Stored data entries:
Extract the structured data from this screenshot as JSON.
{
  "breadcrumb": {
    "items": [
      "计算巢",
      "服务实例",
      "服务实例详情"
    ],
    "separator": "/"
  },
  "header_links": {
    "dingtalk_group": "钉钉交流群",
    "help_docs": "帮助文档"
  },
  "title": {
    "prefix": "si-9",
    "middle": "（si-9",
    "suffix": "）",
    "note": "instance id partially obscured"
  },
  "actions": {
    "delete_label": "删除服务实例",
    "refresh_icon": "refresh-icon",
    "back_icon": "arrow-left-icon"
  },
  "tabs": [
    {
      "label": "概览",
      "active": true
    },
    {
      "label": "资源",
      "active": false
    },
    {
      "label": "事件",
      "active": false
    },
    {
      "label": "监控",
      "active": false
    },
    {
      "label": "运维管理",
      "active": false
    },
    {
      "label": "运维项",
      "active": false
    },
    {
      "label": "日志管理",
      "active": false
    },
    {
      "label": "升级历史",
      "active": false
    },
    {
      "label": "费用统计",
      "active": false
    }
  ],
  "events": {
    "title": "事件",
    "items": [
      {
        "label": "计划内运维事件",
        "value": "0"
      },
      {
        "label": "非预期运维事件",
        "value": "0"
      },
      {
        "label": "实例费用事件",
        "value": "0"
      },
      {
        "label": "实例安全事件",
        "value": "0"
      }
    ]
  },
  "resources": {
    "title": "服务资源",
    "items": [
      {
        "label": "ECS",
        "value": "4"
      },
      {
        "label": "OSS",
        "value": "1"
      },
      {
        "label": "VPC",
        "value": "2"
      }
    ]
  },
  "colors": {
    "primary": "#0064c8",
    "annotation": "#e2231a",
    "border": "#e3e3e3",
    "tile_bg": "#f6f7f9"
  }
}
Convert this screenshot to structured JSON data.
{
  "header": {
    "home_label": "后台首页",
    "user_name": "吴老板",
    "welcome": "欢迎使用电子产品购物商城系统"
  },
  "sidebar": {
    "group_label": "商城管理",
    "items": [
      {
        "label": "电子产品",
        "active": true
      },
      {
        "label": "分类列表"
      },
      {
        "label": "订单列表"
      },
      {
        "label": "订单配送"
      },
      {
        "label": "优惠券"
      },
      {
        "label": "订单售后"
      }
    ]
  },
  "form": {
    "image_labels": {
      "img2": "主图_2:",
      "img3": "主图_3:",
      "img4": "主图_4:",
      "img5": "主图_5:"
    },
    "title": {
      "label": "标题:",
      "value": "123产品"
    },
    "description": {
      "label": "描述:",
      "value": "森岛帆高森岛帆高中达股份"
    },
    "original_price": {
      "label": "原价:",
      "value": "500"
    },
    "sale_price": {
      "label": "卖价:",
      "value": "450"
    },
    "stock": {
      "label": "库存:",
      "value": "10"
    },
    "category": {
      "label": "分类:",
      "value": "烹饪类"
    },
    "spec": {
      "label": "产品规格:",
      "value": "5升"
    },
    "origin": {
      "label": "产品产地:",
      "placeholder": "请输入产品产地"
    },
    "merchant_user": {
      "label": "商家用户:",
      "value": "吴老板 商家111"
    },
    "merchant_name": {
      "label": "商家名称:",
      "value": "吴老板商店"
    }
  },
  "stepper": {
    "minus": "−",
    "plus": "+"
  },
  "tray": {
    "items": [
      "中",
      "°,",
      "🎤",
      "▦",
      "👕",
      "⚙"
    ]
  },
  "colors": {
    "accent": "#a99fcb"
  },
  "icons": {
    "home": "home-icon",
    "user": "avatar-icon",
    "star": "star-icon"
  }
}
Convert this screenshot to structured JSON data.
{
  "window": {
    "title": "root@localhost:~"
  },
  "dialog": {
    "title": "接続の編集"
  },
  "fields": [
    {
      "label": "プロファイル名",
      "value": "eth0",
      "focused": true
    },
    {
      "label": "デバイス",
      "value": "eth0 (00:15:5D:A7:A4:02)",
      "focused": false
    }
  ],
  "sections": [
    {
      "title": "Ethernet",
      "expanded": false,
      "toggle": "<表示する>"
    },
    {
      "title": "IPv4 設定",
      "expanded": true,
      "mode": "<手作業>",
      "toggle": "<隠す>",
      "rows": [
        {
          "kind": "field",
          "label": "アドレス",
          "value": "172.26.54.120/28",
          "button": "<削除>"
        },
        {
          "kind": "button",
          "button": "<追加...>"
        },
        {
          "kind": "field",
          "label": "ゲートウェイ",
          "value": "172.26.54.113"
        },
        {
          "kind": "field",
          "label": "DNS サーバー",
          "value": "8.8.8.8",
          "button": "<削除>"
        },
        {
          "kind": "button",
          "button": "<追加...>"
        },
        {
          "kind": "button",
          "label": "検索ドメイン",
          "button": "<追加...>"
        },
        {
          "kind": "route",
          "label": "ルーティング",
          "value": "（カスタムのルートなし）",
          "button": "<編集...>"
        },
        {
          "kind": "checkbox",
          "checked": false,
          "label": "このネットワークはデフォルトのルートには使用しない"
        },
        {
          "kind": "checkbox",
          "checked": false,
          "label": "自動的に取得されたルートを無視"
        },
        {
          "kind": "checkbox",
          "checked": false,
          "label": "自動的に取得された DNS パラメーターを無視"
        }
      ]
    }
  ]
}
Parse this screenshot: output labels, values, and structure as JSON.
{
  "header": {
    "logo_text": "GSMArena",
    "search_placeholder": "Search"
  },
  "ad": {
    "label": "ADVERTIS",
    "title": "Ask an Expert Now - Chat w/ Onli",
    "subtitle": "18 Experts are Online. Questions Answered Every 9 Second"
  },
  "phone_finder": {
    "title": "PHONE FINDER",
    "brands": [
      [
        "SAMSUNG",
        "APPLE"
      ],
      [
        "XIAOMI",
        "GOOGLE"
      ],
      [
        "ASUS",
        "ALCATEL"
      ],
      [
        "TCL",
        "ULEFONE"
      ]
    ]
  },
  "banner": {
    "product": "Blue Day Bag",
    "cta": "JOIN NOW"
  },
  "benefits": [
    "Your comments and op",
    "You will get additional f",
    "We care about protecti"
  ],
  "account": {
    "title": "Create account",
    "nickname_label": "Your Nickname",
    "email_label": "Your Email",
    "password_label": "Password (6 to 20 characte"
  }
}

Given instruction =>
Output the data above exactly, please, line for line.

Answer below =>
Extract the structured data from this screenshot as JSON.
{
  "breadcrumb": {
    "items": [
      "计算巢",
      "服务实例",
      "服务实例详情"
    ],
    "separator": "/"
  },
  "header_links": {
    "dingtalk_group": "钉钉交流群",
    "help_docs": "帮助文档"
  },
  "title": {
    "prefix": "si-9",
    "middle": "（si-9",
    "suffix": "）",
    "note": "instance id partially obscured"
  },
  "actions": {
    "delete_label": "删除服务实例",
    "refresh_icon": "refresh-icon",
    "back_icon": "arrow-left-icon"
  },
  "tabs": [
    {
      "label": "概览",
      "active": true
    },
    {
      "label": "资源",
      "active": false
    },
    {
      "label": "事件",
      "active": false
    },
    {
      "label": "监控",
      "active": false
    },
    {
      "label": "运维管理",
      "active": false
    },
    {
      "label": "运维项",
      "active": false
    },
    {
      "label": "日志管理",
      "active": false
    },
    {
      "label": "升级历史",
      "active": false
    },
    {
      "label": "费用统计",
      "active": false
    }
  ],
  "events": {
    "title": "事件",
    "items": [
      {
        "label": "计划内运维事件",
        "value": "0"
      },
      {
        "label": "非预期运维事件",
        "value": "0"
      },
      {
        "label": "实例费用事件",
        "value": "0"
      },
      {
        "label": "实例安全事件",
        "value": "0"
      }
    ]
  },
  "resources": {
    "title": "服务资源",
    "items": [
      {
        "label": "ECS",
        "value": "4"
      },
      {
        "label": "OSS",
        "value": "1"
      },
      {
        "label": "VPC",
        "value": "2"
      }
    ]
  },
  "colors": {
    "primary": "#0064c8",
    "annotation": "#e2231a",
    "border": "#e3e3e3",
    "tile_bg": "#f6f7f9"
  }
}
Convert this screenshot to structured JSON data.
{
  "header": {
    "home_label": "后台首页",
    "user_name": "吴老板",
    "welcome": "欢迎使用电子产品购物商城系统"
  },
  "sidebar": {
    "group_label": "商城管理",
    "items": [
      {
        "label": "电子产品",
        "active": true
      },
      {
        "label": "分类列表"
      },
      {
        "label": "订单列表"
      },
      {
        "label": "订单配送"
      },
      {
        "label": "优惠券"
      },
      {
        "label": "订单售后"
      }
    ]
  },
  "form": {
    "image_labels": {
      "img2": "主图_2:",
      "img3": "主图_3:",
      "img4": "主图_4:",
      "img5": "主图_5:"
    },
    "title": {
      "label": "标题:",
      "value": "123产品"
    },
    "description": {
      "label": "描述:",
      "value": "森岛帆高森岛帆高中达股份"
    },
    "original_price": {
      "label": "原价:",
      "value": "500"
    },
    "sale_price": {
      "label": "卖价:",
      "value": "450"
    },
    "stock": {
      "label": "库存:",
      "value": "10"
    },
    "category": {
      "label": "分类:",
      "value": "烹饪类"
    },
    "spec": {
      "label": "产品规格:",
      "value": "5升"
    },
    "origin": {
      "label": "产品产地:",
      "placeholder": "请输入产品产地"
    },
    "merchant_user": {
      "label": "商家用户:",
      "value": "吴老板 商家111"
    },
    "merchant_name": {
      "label": "商家名称:",
      "value": "吴老板商店"
    }
  },
  "stepper": {
    "minus": "−",
    "plus": "+"
  },
  "tray": {
    "items": [
      "中",
      "°,",
      "🎤",
      "▦",
      "👕",
      "⚙"
    ]
  },
  "colors": {
    "accent": "#a99fcb"
  },
  "icons": {
    "home": "home-icon",
    "user": "avatar-icon",
    "star": "star-icon"
  }
}
Convert this screenshot to structured JSON data.
{
  "window": {
    "title": "root@localhost:~"
  },
  "dialog": {
    "title": "接続の編集"
  },
  "fields": [
    {
      "label": "プロファイル名",
      "value": "eth0",
      "focused": true
    },
    {
      "label": "デバイス",
      "value": "eth0 (00:15:5D:A7:A4:02)",
      "focused": false
    }
  ],
  "sections": [
    {
      "title": "Ethernet",
      "expanded": false,
      "toggle": "<表示する>"
    },
    {
      "title": "IPv4 設定",
      "expanded": true,
      "mode": "<手作業>",
      "toggle": "<隠す>",
      "rows": [
        {
          "kind": "field",
          "label": "アドレス",
          "value": "172.26.54.120/28",
          "button": "<削除>"
        },
        {
          "kind": "button",
          "button": "<追加...>"
        },
        {
          "kind": "field",
          "label": "ゲートウェイ",
          "value": "172.26.54.113"
        },
        {
          "kind": "field",
          "label": "DNS サーバー",
          "value": "8.8.8.8",
          "button": "<削除>"
        },
        {
          "kind": "button",
          "button": "<追加...>"
        },
        {
          "kind": "button",
          "label": "検索ドメイン",
          "button": "<追加...>"
        },
        {
          "kind": "route",
          "label": "ルーティング",
          "value": "（カスタムのルートなし）",
          "button": "<編集...>"
        },
        {
          "kind": "checkbox",
          "checked": false,
          "label": "このネットワークはデフォルトのルートには使用しない"
        },
        {
          "kind": "checkbox",
          "checked": false,
          "label": "自動的に取得されたルートを無視"
        },
        {
          "kind": "checkbox",
          "checked": false,
          "label": "自動的に取得された DNS パラメーターを無視"
        }
      ]
    }
  ]
}
Parse this screenshot: output labels, values, and structure as JSON.
{
  "header": {
    "logo_text": "GSMArena",
    "search_placeholder": "Search"
  },
  "ad": {
    "label": "ADVERTIS",
    "title": "Ask an Expert Now - Chat w/ Onli",
    "subtitle": "18 Experts are Online. Questions Answered Every 9 Second"
  },
  "phone_finder": {
    "title": "PHONE FINDER",
    "brands": [
      [
        "SAMSUNG",
        "APPLE"
      ],
      [
        "XIAOMI",
        "GOOGLE"
      ],
      [
        "ASUS",
        "ALCATEL"
      ],
      [
        "TCL",
        "ULEFONE"
      ]
    ]
  },
  "banner": {
    "product": "Blue Day Bag",
    "cta": "JOIN NOW"
  },
  "benefits": [
    "Your comments and op",
    "You will get additional f",
    "We care about protecti"
  ],
  "account": {
    "title": "Create account",
    "nickname_label": "Your Nickname",
    "email_label": "Your Email",
    "password_label": "Password (6 to 20 characte"
  }
}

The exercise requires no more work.